**** PROVIDED DATA

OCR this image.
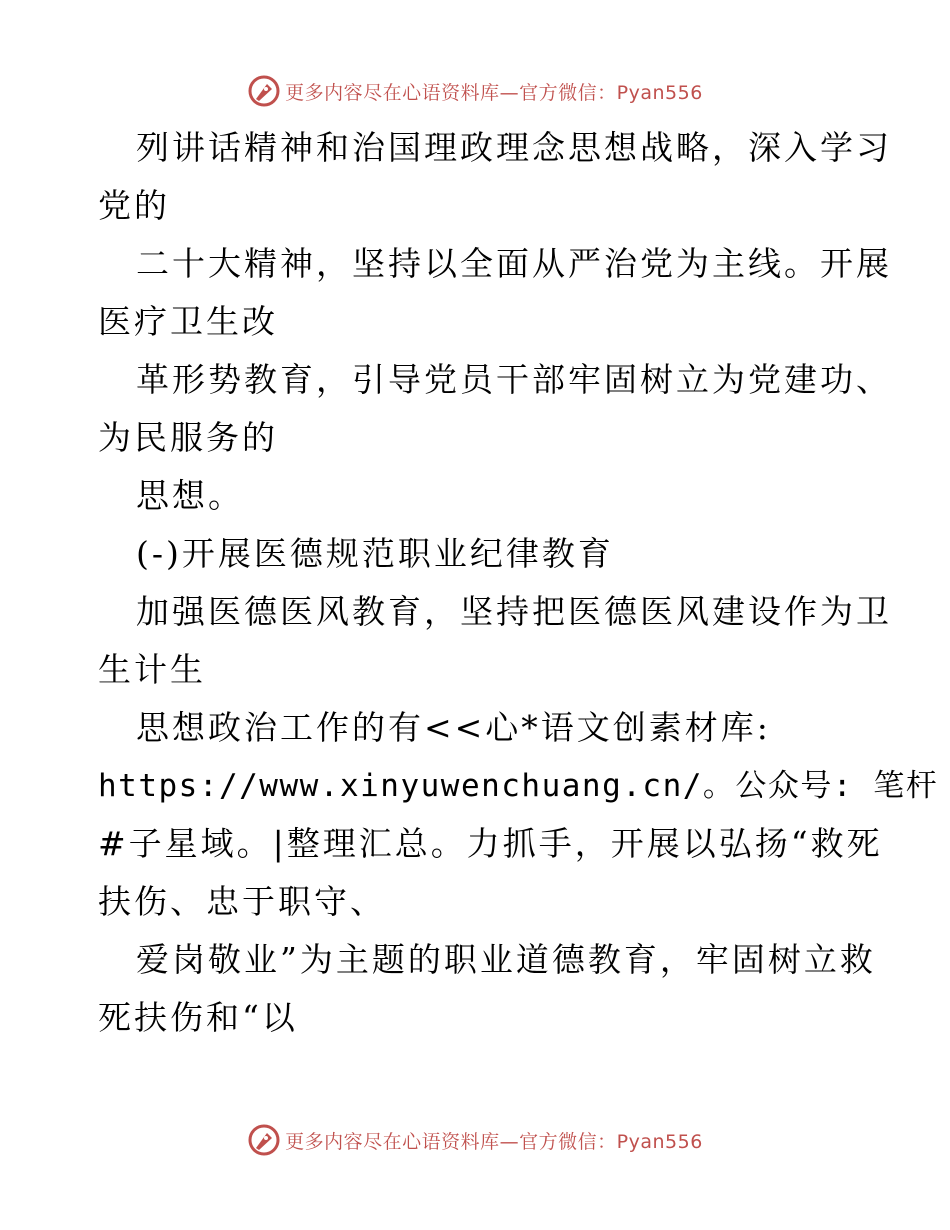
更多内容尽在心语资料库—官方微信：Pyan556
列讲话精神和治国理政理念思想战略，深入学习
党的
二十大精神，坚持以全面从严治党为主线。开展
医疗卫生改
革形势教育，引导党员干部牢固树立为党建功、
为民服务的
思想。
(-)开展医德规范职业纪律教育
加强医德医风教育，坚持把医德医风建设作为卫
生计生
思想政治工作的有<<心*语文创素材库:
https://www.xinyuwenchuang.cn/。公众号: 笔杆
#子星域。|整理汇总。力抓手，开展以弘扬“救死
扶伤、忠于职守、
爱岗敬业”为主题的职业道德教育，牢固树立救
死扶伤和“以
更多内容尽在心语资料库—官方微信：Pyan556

********

PROBLEM TO WORK ON: Set down the material above as is, without any pictures.

ANSWER TO THIS PROBLEM:
OCR this image.
更多内容尽在心语资料库—官方微信：Pyan556
列讲话精神和治国理政理念思想战略，深入学习
党的
二十大精神，坚持以全面从严治党为主线。开展
医疗卫生改
革形势教育，引导党员干部牢固树立为党建功、
为民服务的
思想。
(-)开展医德规范职业纪律教育
加强医德医风教育，坚持把医德医风建设作为卫
生计生
思想政治工作的有<<心*语文创素材库:
https://www.xinyuwenchuang.cn/。公众号: 笔杆
#子星域。|整理汇总。力抓手，开展以弘扬“救死
扶伤、忠于职守、
爱岗敬业”为主题的职业道德教育，牢固树立救
死扶伤和“以
更多内容尽在心语资料库—官方微信：Pyan556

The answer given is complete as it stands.